#### LISTED ENTRIES
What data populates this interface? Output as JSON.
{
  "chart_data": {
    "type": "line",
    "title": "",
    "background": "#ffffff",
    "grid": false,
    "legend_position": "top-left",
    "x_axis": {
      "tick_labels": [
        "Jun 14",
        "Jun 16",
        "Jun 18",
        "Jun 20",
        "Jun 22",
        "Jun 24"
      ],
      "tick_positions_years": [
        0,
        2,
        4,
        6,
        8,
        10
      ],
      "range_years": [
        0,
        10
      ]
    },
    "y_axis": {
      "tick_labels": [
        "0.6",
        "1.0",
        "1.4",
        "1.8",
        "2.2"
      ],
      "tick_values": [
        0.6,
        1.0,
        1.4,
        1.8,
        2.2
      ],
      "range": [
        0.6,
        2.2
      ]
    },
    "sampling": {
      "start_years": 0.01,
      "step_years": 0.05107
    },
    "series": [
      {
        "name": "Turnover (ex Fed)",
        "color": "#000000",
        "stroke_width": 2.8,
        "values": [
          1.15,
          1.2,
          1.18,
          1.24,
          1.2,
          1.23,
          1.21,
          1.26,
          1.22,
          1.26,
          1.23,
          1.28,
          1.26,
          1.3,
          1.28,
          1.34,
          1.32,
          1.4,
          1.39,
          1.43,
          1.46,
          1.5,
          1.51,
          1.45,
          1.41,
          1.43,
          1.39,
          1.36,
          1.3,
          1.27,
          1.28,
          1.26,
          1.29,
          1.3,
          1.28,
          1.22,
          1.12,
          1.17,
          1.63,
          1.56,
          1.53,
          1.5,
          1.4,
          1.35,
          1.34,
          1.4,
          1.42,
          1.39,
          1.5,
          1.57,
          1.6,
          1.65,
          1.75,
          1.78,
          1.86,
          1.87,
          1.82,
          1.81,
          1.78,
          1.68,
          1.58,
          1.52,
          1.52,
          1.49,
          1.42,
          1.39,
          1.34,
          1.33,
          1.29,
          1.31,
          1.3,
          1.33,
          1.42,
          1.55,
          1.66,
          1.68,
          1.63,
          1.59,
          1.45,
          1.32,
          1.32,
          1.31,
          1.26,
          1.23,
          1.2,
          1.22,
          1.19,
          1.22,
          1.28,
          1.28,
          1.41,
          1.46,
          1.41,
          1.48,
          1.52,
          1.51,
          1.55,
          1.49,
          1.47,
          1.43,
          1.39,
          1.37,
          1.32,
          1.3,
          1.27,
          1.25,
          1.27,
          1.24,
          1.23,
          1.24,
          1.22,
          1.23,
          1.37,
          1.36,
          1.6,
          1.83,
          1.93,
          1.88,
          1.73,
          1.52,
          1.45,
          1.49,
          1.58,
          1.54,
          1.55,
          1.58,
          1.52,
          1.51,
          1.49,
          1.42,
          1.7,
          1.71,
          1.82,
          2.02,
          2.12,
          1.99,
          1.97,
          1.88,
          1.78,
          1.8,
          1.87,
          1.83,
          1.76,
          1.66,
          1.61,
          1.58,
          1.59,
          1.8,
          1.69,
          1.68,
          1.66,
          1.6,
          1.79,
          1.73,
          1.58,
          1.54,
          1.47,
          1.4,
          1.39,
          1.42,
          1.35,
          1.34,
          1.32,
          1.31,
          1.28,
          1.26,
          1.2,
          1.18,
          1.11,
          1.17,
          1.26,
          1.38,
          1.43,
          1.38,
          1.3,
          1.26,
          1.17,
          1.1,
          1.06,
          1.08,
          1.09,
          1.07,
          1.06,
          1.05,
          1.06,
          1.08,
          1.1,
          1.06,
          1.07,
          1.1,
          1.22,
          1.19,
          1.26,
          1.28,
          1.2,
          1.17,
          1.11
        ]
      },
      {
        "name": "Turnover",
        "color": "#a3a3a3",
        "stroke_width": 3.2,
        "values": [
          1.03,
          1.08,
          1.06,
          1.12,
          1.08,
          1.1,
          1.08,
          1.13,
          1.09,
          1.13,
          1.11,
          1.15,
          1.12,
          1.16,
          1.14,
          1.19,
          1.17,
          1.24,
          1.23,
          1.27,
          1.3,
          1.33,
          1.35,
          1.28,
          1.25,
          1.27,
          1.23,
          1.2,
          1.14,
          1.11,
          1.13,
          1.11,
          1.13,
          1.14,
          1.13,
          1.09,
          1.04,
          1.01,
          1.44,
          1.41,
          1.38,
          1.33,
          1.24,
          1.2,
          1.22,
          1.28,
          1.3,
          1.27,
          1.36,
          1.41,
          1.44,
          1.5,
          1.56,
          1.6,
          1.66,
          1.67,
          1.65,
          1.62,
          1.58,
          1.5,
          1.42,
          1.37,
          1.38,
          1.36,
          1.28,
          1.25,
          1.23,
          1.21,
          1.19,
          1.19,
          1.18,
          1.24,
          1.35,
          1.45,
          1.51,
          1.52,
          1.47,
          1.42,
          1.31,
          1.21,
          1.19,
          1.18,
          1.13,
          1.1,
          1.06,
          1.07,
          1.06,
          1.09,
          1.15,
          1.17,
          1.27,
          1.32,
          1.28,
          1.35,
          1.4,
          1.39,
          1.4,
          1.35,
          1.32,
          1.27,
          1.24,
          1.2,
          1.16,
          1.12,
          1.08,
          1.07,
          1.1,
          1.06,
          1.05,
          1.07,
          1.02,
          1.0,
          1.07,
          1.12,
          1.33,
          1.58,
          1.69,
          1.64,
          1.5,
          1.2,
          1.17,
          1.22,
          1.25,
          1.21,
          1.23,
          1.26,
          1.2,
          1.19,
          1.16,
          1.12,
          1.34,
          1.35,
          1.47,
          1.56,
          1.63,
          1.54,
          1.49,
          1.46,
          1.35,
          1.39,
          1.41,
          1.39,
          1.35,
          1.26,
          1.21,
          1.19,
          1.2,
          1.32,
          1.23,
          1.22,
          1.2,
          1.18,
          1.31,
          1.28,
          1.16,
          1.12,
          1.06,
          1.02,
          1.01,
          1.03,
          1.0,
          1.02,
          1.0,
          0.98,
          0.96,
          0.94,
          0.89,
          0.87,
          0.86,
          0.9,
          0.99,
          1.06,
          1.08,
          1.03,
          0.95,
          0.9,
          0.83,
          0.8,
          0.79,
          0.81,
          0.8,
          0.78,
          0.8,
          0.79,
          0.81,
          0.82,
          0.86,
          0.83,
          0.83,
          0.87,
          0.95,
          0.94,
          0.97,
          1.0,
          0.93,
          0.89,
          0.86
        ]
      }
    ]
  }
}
########
Print out every record again, exactly and in full.

What data populates this interface? Output as JSON.
{
  "chart_data": {
    "type": "line",
    "title": "",
    "background": "#ffffff",
    "grid": false,
    "legend_position": "top-left",
    "x_axis": {
      "tick_labels": [
        "Jun 14",
        "Jun 16",
        "Jun 18",
        "Jun 20",
        "Jun 22",
        "Jun 24"
      ],
      "tick_positions_years": [
        0,
        2,
        4,
        6,
        8,
        10
      ],
      "range_years": [
        0,
        10
      ]
    },
    "y_axis": {
      "tick_labels": [
        "0.6",
        "1.0",
        "1.4",
        "1.8",
        "2.2"
      ],
      "tick_values": [
        0.6,
        1.0,
        1.4,
        1.8,
        2.2
      ],
      "range": [
        0.6,
        2.2
      ]
    },
    "sampling": {
      "start_years": 0.01,
      "step_years": 0.05107
    },
    "series": [
      {
        "name": "Turnover (ex Fed)",
        "color": "#000000",
        "stroke_width": 2.8,
        "values": [
          1.15,
          1.2,
          1.18,
          1.24,
          1.2,
          1.23,
          1.21,
          1.26,
          1.22,
          1.26,
          1.23,
          1.28,
          1.26,
          1.3,
          1.28,
          1.34,
          1.32,
          1.4,
          1.39,
          1.43,
          1.46,
          1.5,
          1.51,
          1.45,
          1.41,
          1.43,
          1.39,
          1.36,
          1.3,
          1.27,
          1.28,
          1.26,
          1.29,
          1.3,
          1.28,
          1.22,
          1.12,
          1.17,
          1.63,
          1.56,
          1.53,
          1.5,
          1.4,
          1.35,
          1.34,
          1.4,
          1.42,
          1.39,
          1.5,
          1.57,
          1.6,
          1.65,
          1.75,
          1.78,
          1.86,
          1.87,
          1.82,
          1.81,
          1.78,
          1.68,
          1.58,
          1.52,
          1.52,
          1.49,
          1.42,
          1.39,
          1.34,
          1.33,
          1.29,
          1.31,
          1.3,
          1.33,
          1.42,
          1.55,
          1.66,
          1.68,
          1.63,
          1.59,
          1.45,
          1.32,
          1.32,
          1.31,
          1.26,
          1.23,
          1.2,
          1.22,
          1.19,
          1.22,
          1.28,
          1.28,
          1.41,
          1.46,
          1.41,
          1.48,
          1.52,
          1.51,
          1.55,
          1.49,
          1.47,
          1.43,
          1.39,
          1.37,
          1.32,
          1.3,
          1.27,
          1.25,
          1.27,
          1.24,
          1.23,
          1.24,
          1.22,
          1.23,
          1.37,
          1.36,
          1.6,
          1.83,
          1.93,
          1.88,
          1.73,
          1.52,
          1.45,
          1.49,
          1.58,
          1.54,
          1.55,
          1.58,
          1.52,
          1.51,
          1.49,
          1.42,
          1.7,
          1.71,
          1.82,
          2.02,
          2.12,
          1.99,
          1.97,
          1.88,
          1.78,
          1.8,
          1.87,
          1.83,
          1.76,
          1.66,
          1.61,
          1.58,
          1.59,
          1.8,
          1.69,
          1.68,
          1.66,
          1.6,
          1.79,
          1.73,
          1.58,
          1.54,
          1.47,
          1.4,
          1.39,
          1.42,
          1.35,
          1.34,
          1.32,
          1.31,
          1.28,
          1.26,
          1.2,
          1.18,
          1.11,
          1.17,
          1.26,
          1.38,
          1.43,
          1.38,
          1.3,
          1.26,
          1.17,
          1.1,
          1.06,
          1.08,
          1.09,
          1.07,
          1.06,
          1.05,
          1.06,
          1.08,
          1.1,
          1.06,
          1.07,
          1.1,
          1.22,
          1.19,
          1.26,
          1.28,
          1.2,
          1.17,
          1.11
        ]
      },
      {
        "name": "Turnover",
        "color": "#a3a3a3",
        "stroke_width": 3.2,
        "values": [
          1.03,
          1.08,
          1.06,
          1.12,
          1.08,
          1.1,
          1.08,
          1.13,
          1.09,
          1.13,
          1.11,
          1.15,
          1.12,
          1.16,
          1.14,
          1.19,
          1.17,
          1.24,
          1.23,
          1.27,
          1.3,
          1.33,
          1.35,
          1.28,
          1.25,
          1.27,
          1.23,
          1.2,
          1.14,
          1.11,
          1.13,
          1.11,
          1.13,
          1.14,
          1.13,
          1.09,
          1.04,
          1.01,
          1.44,
          1.41,
          1.38,
          1.33,
          1.24,
          1.2,
          1.22,
          1.28,
          1.3,
          1.27,
          1.36,
          1.41,
          1.44,
          1.5,
          1.56,
          1.6,
          1.66,
          1.67,
          1.65,
          1.62,
          1.58,
          1.5,
          1.42,
          1.37,
          1.38,
          1.36,
          1.28,
          1.25,
          1.23,
          1.21,
          1.19,
          1.19,
          1.18,
          1.24,
          1.35,
          1.45,
          1.51,
          1.52,
          1.47,
          1.42,
          1.31,
          1.21,
          1.19,
          1.18,
          1.13,
          1.1,
          1.06,
          1.07,
          1.06,
          1.09,
          1.15,
          1.17,
          1.27,
          1.32,
          1.28,
          1.35,
          1.4,
          1.39,
          1.4,
          1.35,
          1.32,
          1.27,
          1.24,
          1.2,
          1.16,
          1.12,
          1.08,
          1.07,
          1.1,
          1.06,
          1.05,
          1.07,
          1.02,
          1.0,
          1.07,
          1.12,
          1.33,
          1.58,
          1.69,
          1.64,
          1.5,
          1.2,
          1.17,
          1.22,
          1.25,
          1.21,
          1.23,
          1.26,
          1.2,
          1.19,
          1.16,
          1.12,
          1.34,
          1.35,
          1.47,
          1.56,
          1.63,
          1.54,
          1.49,
          1.46,
          1.35,
          1.39,
          1.41,
          1.39,
          1.35,
          1.26,
          1.21,
          1.19,
          1.2,
          1.32,
          1.23,
          1.22,
          1.2,
          1.18,
          1.31,
          1.28,
          1.16,
          1.12,
          1.06,
          1.02,
          1.01,
          1.03,
          1.0,
          1.02,
          1.0,
          0.98,
          0.96,
          0.94,
          0.89,
          0.87,
          0.86,
          0.9,
          0.99,
          1.06,
          1.08,
          1.03,
          0.95,
          0.9,
          0.83,
          0.8,
          0.79,
          0.81,
          0.8,
          0.78,
          0.8,
          0.79,
          0.81,
          0.82,
          0.86,
          0.83,
          0.83,
          0.87,
          0.95,
          0.94,
          0.97,
          1.0,
          0.93,
          0.89,
          0.86
        ]
      }
    ]
  }
}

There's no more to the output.